**Your goal**. Give the listing again in full, exactly as written.

++++++++

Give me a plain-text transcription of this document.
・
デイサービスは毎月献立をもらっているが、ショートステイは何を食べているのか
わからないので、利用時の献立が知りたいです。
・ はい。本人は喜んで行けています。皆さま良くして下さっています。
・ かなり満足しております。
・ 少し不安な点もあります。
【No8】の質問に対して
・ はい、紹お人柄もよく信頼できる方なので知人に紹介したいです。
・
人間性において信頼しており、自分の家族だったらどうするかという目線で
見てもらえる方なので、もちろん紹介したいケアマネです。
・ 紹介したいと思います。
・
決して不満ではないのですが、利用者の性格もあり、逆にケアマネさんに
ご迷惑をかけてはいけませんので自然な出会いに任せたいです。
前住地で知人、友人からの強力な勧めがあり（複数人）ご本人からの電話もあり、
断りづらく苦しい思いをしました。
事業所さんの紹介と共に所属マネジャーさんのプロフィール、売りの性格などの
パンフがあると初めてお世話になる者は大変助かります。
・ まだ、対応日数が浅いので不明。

++++++++

**Correct response**.
Give me a plain-text transcription of this document.
・
デイサービスは毎月献立をもらっているが、ショートステイは何を食べているのか
わからないので、利用時の献立が知りたいです。
・ はい。本人は喜んで行けています。皆さま良くして下さっています。
・ かなり満足しております。
・ 少し不安な点もあります。
【No8】の質問に対して
・ はい、紹お人柄もよく信頼できる方なので知人に紹介したいです。
・
人間性において信頼しており、自分の家族だったらどうするかという目線で
見てもらえる方なので、もちろん紹介したいケアマネです。
・ 紹介したいと思います。
・
決して不満ではないのですが、利用者の性格もあり、逆にケアマネさんに
ご迷惑をかけてはいけませんので自然な出会いに任せたいです。
前住地で知人、友人からの強力な勧めがあり（複数人）ご本人からの電話もあり、
断りづらく苦しい思いをしました。
事業所さんの紹介と共に所属マネジャーさんのプロフィール、売りの性格などの
パンフがあると初めてお世話になる者は大変助かります。
・ まだ、対応日数が浅いので不明。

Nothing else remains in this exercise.